** start of DATA SECTION **

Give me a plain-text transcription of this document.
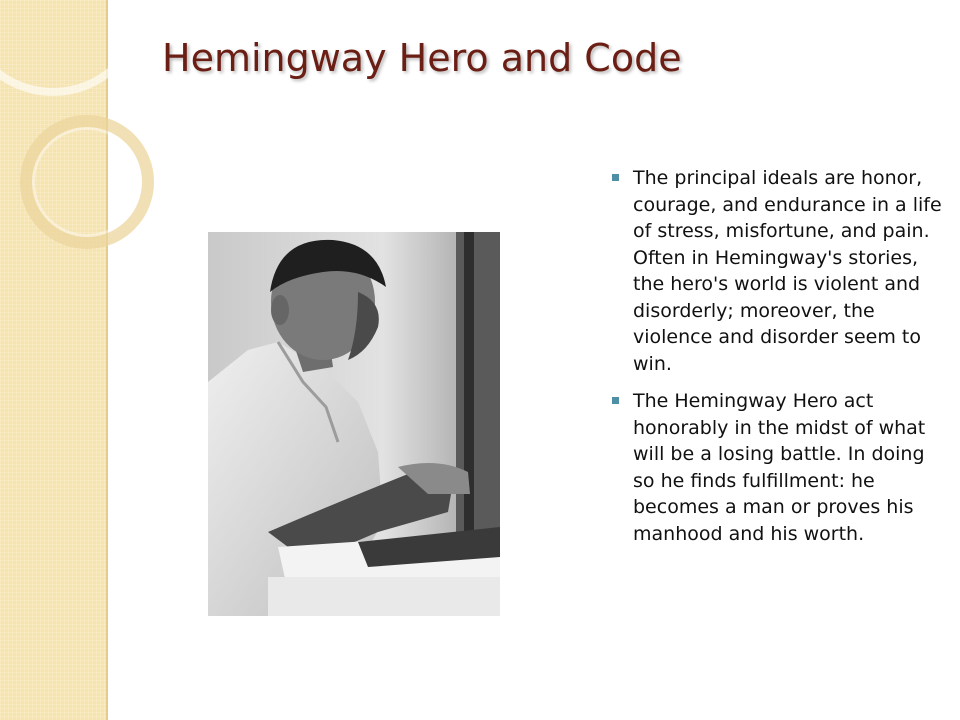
Hemingway Hero and Code
The principal ideals are honor, courage, and endurance in a life of stress, misfortune, and pain. Often in Hemingway's stories, the hero's world is violent and disorderly; moreover, the violence and disorder seem to win.
The Hemingway Hero act honorably in the midst of what will be a losing battle. In doing so he finds fulfillment: he becomes a man or proves his manhood and his worth.
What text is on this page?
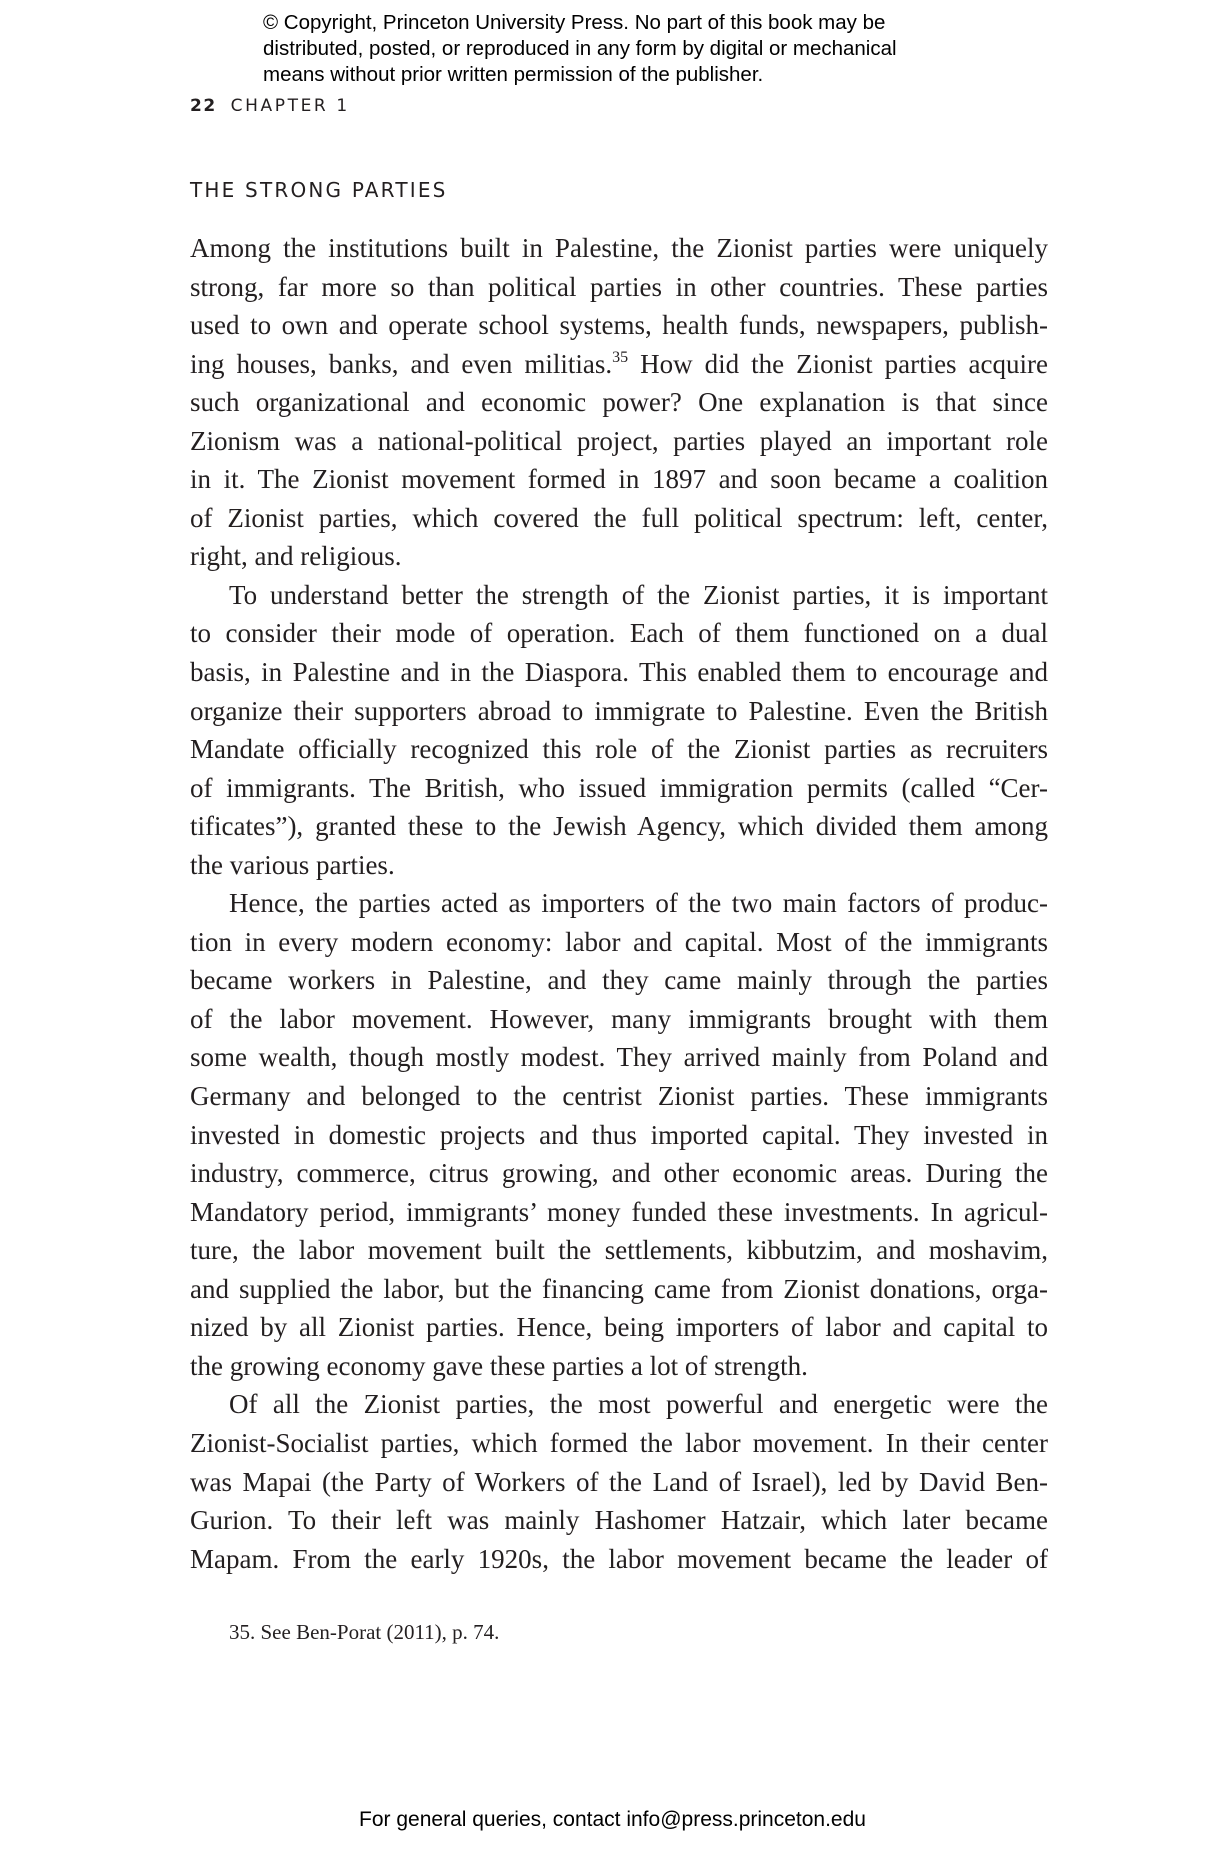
© Copyright, Princeton University Press. No part of this book may be
distributed, posted, or reproduced in any form by digital or mechanical
means without prior written permission of the publisher.
22 CHAPTER 1
THE STRONG PARTIES
Among the institutions built in Palestine, the Zionist parties were uniquely
strong, far more so than political parties in other countries. These parties
used to own and operate school systems, health funds, newspapers, publish-
ing houses, banks, and even militias.$^{35}$ How did the Zionist parties acquire
such organizational and economic power? One explanation is that since
Zionism was a national-political project, parties played an important role
in it. The Zionist movement formed in 1897 and soon became a coalition
of Zionist parties, which covered the full political spectrum: left, center,
right, and religious.
To understand better the strength of the Zionist parties, it is important
to consider their mode of operation. Each of them functioned on a dual
basis, in Palestine and in the Diaspora. This enabled them to encourage and
organize their supporters abroad to immigrate to Palestine. Even the British
Mandate officially recognized this role of the Zionist parties as recruiters
of immigrants. The British, who issued immigration permits (called “Cer-
tificates”), granted these to the Jewish Agency, which divided them among
the various parties.
Hence, the parties acted as importers of the two main factors of produc-
tion in every modern economy: labor and capital. Most of the immigrants
became workers in Palestine, and they came mainly through the parties
of the labor movement. However, many immigrants brought with them
some wealth, though mostly modest. They arrived mainly from Poland and
Germany and belonged to the centrist Zionist parties. These immigrants
invested in domestic projects and thus imported capital. They invested in
industry, commerce, citrus growing, and other economic areas. During the
Mandatory period, immigrants’ money funded these investments. In agricul-
ture, the labor movement built the settlements, kibbutzim, and moshavim,
and supplied the labor, but the financing came from Zionist donations, orga-
nized by all Zionist parties. Hence, being importers of labor and capital to
the growing economy gave these parties a lot of strength.
Of all the Zionist parties, the most powerful and energetic were the
Zionist-Socialist parties, which formed the labor movement. In their center
was Mapai (the Party of Workers of the Land of Israel), led by David Ben-
Gurion. To their left was mainly Hashomer Hatzair, which later became
Mapam. From the early 1920s, the labor movement became the leader of
35. See Ben-Porat (2011), p. 74.
For general queries, contact info@press.princeton.edu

** end of DATA SECTION **

**EXERCISE BRIEF**:
Replicate the material above verbatim; images stay out of the copy.

**FINISHED ANSWER**:
Give me a plain-text transcription of this document.
Hemingway Hero and Code
The principal ideals are honor, courage, and endurance in a life of stress, misfortune, and pain. Often in Hemingway's stories, the hero's world is violent and disorderly; moreover, the violence and disorder seem to win.
The Hemingway Hero act honorably in the midst of what will be a losing battle. In doing so he finds fulfillment: he becomes a man or proves his manhood and his worth.
What text is on this page?
© Copyright, Princeton University Press. No part of this book may be
distributed, posted, or reproduced in any form by digital or mechanical
means without prior written permission of the publisher.
22 CHAPTER 1
THE STRONG PARTIES
Among the institutions built in Palestine, the Zionist parties were uniquely
strong, far more so than political parties in other countries. These parties
used to own and operate school systems, health funds, newspapers, publish-
ing houses, banks, and even militias.$^{35}$ How did the Zionist parties acquire
such organizational and economic power? One explanation is that since
Zionism was a national-political project, parties played an important role
in it. The Zionist movement formed in 1897 and soon became a coalition
of Zionist parties, which covered the full political spectrum: left, center,
right, and religious.
To understand better the strength of the Zionist parties, it is important
to consider their mode of operation. Each of them functioned on a dual
basis, in Palestine and in the Diaspora. This enabled them to encourage and
organize their supporters abroad to immigrate to Palestine. Even the British
Mandate officially recognized this role of the Zionist parties as recruiters
of immigrants. The British, who issued immigration permits (called “Cer-
tificates”), granted these to the Jewish Agency, which divided them among
the various parties.
Hence, the parties acted as importers of the two main factors of produc-
tion in every modern economy: labor and capital. Most of the immigrants
became workers in Palestine, and they came mainly through the parties
of the labor movement. However, many immigrants brought with them
some wealth, though mostly modest. They arrived mainly from Poland and
Germany and belonged to the centrist Zionist parties. These immigrants
invested in domestic projects and thus imported capital. They invested in
industry, commerce, citrus growing, and other economic areas. During the
Mandatory period, immigrants’ money funded these investments. In agricul-
ture, the labor movement built the settlements, kibbutzim, and moshavim,
and supplied the labor, but the financing came from Zionist donations, orga-
nized by all Zionist parties. Hence, being importers of labor and capital to
the growing economy gave these parties a lot of strength.
Of all the Zionist parties, the most powerful and energetic were the
Zionist-Socialist parties, which formed the labor movement. In their center
was Mapai (the Party of Workers of the Land of Israel), led by David Ben-
Gurion. To their left was mainly Hashomer Hatzair, which later became
Mapam. From the early 1920s, the labor movement became the leader of
35. See Ben-Porat (2011), p. 74.
For general queries, contact info@press.princeton.edu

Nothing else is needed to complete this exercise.